Restate the whole listing word for word. Pictures are left out.

**Entries:**
****************

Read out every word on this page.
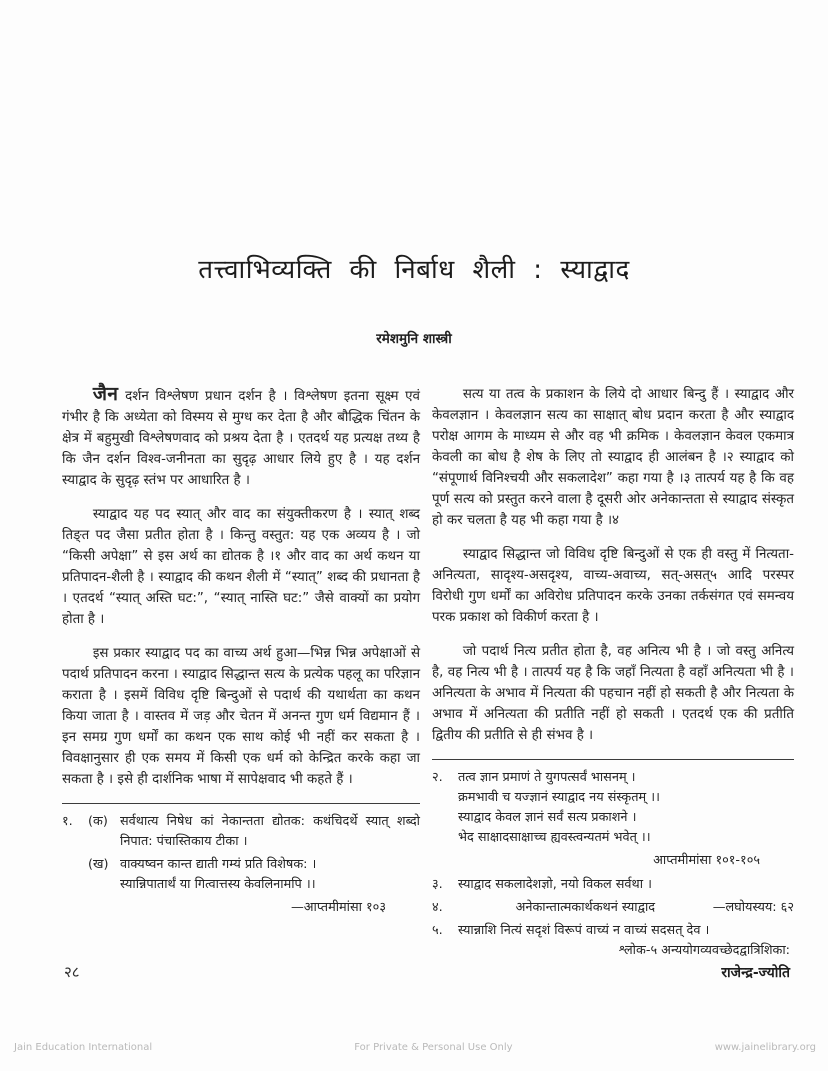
तत्त्वाभिव्यक्ति की निर्बाध शैली : स्याद्वाद
रमेशमुनि शास्त्री

जैन दर्शन विश्लेषण प्रधान दर्शन है । विश्लेषण इतना सूक्ष्म एवं गंभीर है कि अध्येता को विस्मय से मुग्ध कर देता है और बौद्धिक चिंतन के क्षेत्र में बहुमुखी विश्लेषणवाद को प्रश्रय देता है । एतदर्थ यह प्रत्यक्ष तथ्य है कि जैन दर्शन विश्व-जनीनता का सुदृढ़ आधार लिये हुए है । यह दर्शन स्याद्वाद के सुदृढ़ स्तंभ पर आधारित है ।

स्याद्वाद यह पद स्यात् और वाद का संयुक्तीकरण है । स्यात् शब्द तिङ्त पद जैसा प्रतीत होता है । किन्तु वस्तुत: यह एक अव्यय है । जो “किसी अपेक्षा” से इस अर्थ का द्योतक है ।१ और वाद का अर्थ कथन या प्रतिपादन-शैली है । स्याद्वाद की कथन शैली में “स्यात्” शब्द की प्रधानता है । एतदर्थ “स्यात् अस्ति घट:”, “स्यात् नास्ति घट:” जैसे वाक्यों का प्रयोग होता है ।

इस प्रकार स्याद्वाद पद का वाच्य अर्थ हुआ—भिन्न भिन्न अपेक्षाओं से पदार्थ प्रतिपादन करना । स्याद्वाद सिद्धान्त सत्य के प्रत्येक पहलू का परिज्ञान कराता है । इसमें विविध दृष्टि बिन्दुओं से पदार्थ की यथार्थता का कथन किया जाता है । वास्तव में जड़ और चेतन में अनन्त गुण धर्म विद्यमान हैं । इन समग्र गुण धर्मों का कथन एक साथ कोई भी नहीं कर सकता है । विवक्षानुसार ही एक समय में किसी एक धर्म को केन्द्रित करके कहा जा सकता है । इसे ही दार्शनिक भाषा में सापेक्षवाद भी कहते हैं ।

१.	(क) सर्वथात्य निषेध कां नेकान्तता द्योतक: कथंचिदर्थे स्यात् शब्दो निपात: पंचास्तिकाय टीका ।
(ख) वाक्यष्वन कान्त द्याती गम्यं प्रति विशेषक: ।
स्यान्निपातार्थं या गित्वात्तस्य केवलिनामपि ।।
—आप्तमीमांसा १०३

सत्य या तत्व के प्रकाशन के लिये दो आधार बिन्दु हैं । स्याद्वाद और केवलज्ञान । केवलज्ञान सत्य का साक्षात् बोध प्रदान करता है और स्याद्वाद परोक्ष आगम के माध्यम से और वह भी क्रमिक । केवलज्ञान केवल एकमात्र केवली का बोध है शेष के लिए तो स्याद्वाद ही आलंबन है ।२ स्याद्वाद को “संपूणार्थ विनिश्चयी और सकलादेश” कहा गया है ।३ तात्पर्य यह है कि वह पूर्ण सत्य को प्रस्तुत करने वाला है दूसरी ओर अनेकान्तता से स्याद्वाद संस्कृत हो कर चलता है यह भी कहा गया है ।४

स्याद्वाद सिद्धान्त जो विविध दृष्टि बिन्दुओं से एक ही वस्तु में नित्यता-अनित्यता, सादृश्य-असदृश्य, वाच्य-अवाच्य, सत्-असत्५ आदि परस्पर विरोधी गुण धर्मों का अविरोध प्रतिपादन करके उनका तर्कसंगत एवं समन्वय परक प्रकाश को विकीर्ण करता है ।

जो पदार्थ नित्य प्रतीत होता है, वह अनित्य भी है । जो वस्तु अनित्य है, वह नित्य भी है । तात्पर्य यह है कि जहाँ नित्यता है वहाँ अनित्यता भी है । अनित्यता के अभाव में नित्यता की पहचान नहीं हो सकती है और नित्यता के अभाव में अनित्यता की प्रतीति नहीं हो सकती । एतदर्थ एक की प्रतीति द्वितीय की प्रतीति से ही संभव है ।

२.	तत्व ज्ञान प्रमाणं ते युगपत्सर्वं भासनम् ।
क्रमभावी च यज्ज्ञानं स्याद्वाद नय संस्कृतम् ।।
स्याद्वाद केवल ज्ञानं सर्वं सत्य प्रकाशने ।
भेद साक्षादसाक्षाच्च ह्यवस्त्वन्यतमं भवेत् ।।
आप्तमीमांसा १०१-१०५
३.	स्याद्वाद सकलादेशज्ञो, नयो विकल सर्वथा ।
४.	अनेकान्तात्मकार्थकथनं स्याद्वाद	—लघोयस्यय: ६२
५.	स्यान्नाशि नित्यं सदृशं विरूपं वाच्यं न वाच्यं सदसत् देव ।
श्लोक-५ अन्ययोगव्यवच्छेदद्वात्रिशिका:
२८	राजेन्द्र-ज्योति
Jain Education International	For Private & Personal Use Only	www.jainelibrary.org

****************

**Written answer:**
Read out every word on this page.
तत्त्वाभिव्यक्ति की निर्बाध शैली : स्याद्वाद
रमेशमुनि शास्त्री

जैन दर्शन विश्लेषण प्रधान दर्शन है । विश्लेषण इतना सूक्ष्म एवं गंभीर है कि अध्येता को विस्मय से मुग्ध कर देता है और बौद्धिक चिंतन के क्षेत्र में बहुमुखी विश्लेषणवाद को प्रश्रय देता है । एतदर्थ यह प्रत्यक्ष तथ्य है कि जैन दर्शन विश्व-जनीनता का सुदृढ़ आधार लिये हुए है । यह दर्शन स्याद्वाद के सुदृढ़ स्तंभ पर आधारित है ।

स्याद्वाद यह पद स्यात् और वाद का संयुक्तीकरण है । स्यात् शब्द तिङ्त पद जैसा प्रतीत होता है । किन्तु वस्तुत: यह एक अव्यय है । जो “किसी अपेक्षा” से इस अर्थ का द्योतक है ।१ और वाद का अर्थ कथन या प्रतिपादन-शैली है । स्याद्वाद की कथन शैली में “स्यात्” शब्द की प्रधानता है । एतदर्थ “स्यात् अस्ति घट:”, “स्यात् नास्ति घट:” जैसे वाक्यों का प्रयोग होता है ।

इस प्रकार स्याद्वाद पद का वाच्य अर्थ हुआ—भिन्न भिन्न अपेक्षाओं से पदार्थ प्रतिपादन करना । स्याद्वाद सिद्धान्त सत्य के प्रत्येक पहलू का परिज्ञान कराता है । इसमें विविध दृष्टि बिन्दुओं से पदार्थ की यथार्थता का कथन किया जाता है । वास्तव में जड़ और चेतन में अनन्त गुण धर्म विद्यमान हैं । इन समग्र गुण धर्मों का कथन एक साथ कोई भी नहीं कर सकता है । विवक्षानुसार ही एक समय में किसी एक धर्म को केन्द्रित करके कहा जा सकता है । इसे ही दार्शनिक भाषा में सापेक्षवाद भी कहते हैं ।

१.	(क) सर्वथात्य निषेध कां नेकान्तता द्योतक: कथंचिदर्थे स्यात् शब्दो निपात: पंचास्तिकाय टीका ।
(ख) वाक्यष्वन कान्त द्याती गम्यं प्रति विशेषक: ।
स्यान्निपातार्थं या गित्वात्तस्य केवलिनामपि ।।
—आप्तमीमांसा १०३

सत्य या तत्व के प्रकाशन के लिये दो आधार बिन्दु हैं । स्याद्वाद और केवलज्ञान । केवलज्ञान सत्य का साक्षात् बोध प्रदान करता है और स्याद्वाद परोक्ष आगम के माध्यम से और वह भी क्रमिक । केवलज्ञान केवल एकमात्र केवली का बोध है शेष के लिए तो स्याद्वाद ही आलंबन है ।२ स्याद्वाद को “संपूणार्थ विनिश्चयी और सकलादेश” कहा गया है ।३ तात्पर्य यह है कि वह पूर्ण सत्य को प्रस्तुत करने वाला है दूसरी ओर अनेकान्तता से स्याद्वाद संस्कृत हो कर चलता है यह भी कहा गया है ।४

स्याद्वाद सिद्धान्त जो विविध दृष्टि बिन्दुओं से एक ही वस्तु में नित्यता-अनित्यता, सादृश्य-असदृश्य, वाच्य-अवाच्य, सत्-असत्५ आदि परस्पर विरोधी गुण धर्मों का अविरोध प्रतिपादन करके उनका तर्कसंगत एवं समन्वय परक प्रकाश को विकीर्ण करता है ।

जो पदार्थ नित्य प्रतीत होता है, वह अनित्य भी है । जो वस्तु अनित्य है, वह नित्य भी है । तात्पर्य यह है कि जहाँ नित्यता है वहाँ अनित्यता भी है । अनित्यता के अभाव में नित्यता की पहचान नहीं हो सकती है और नित्यता के अभाव में अनित्यता की प्रतीति नहीं हो सकती । एतदर्थ एक की प्रतीति द्वितीय की प्रतीति से ही संभव है ।

२.	तत्व ज्ञान प्रमाणं ते युगपत्सर्वं भासनम् ।
क्रमभावी च यज्ज्ञानं स्याद्वाद नय संस्कृतम् ।।
स्याद्वाद केवल ज्ञानं सर्वं सत्य प्रकाशने ।
भेद साक्षादसाक्षाच्च ह्यवस्त्वन्यतमं भवेत् ।।
आप्तमीमांसा १०१-१०५
३.	स्याद्वाद सकलादेशज्ञो, नयो विकल सर्वथा ।
४.	अनेकान्तात्मकार्थकथनं स्याद्वाद	—लघोयस्यय: ६२
५.	स्यान्नाशि नित्यं सदृशं विरूपं वाच्यं न वाच्यं सदसत् देव ।
श्लोक-५ अन्ययोगव्यवच्छेदद्वात्रिशिका:
२८	राजेन्द्र-ज्योति
Jain Education International	For Private & Personal Use Only	www.jainelibrary.org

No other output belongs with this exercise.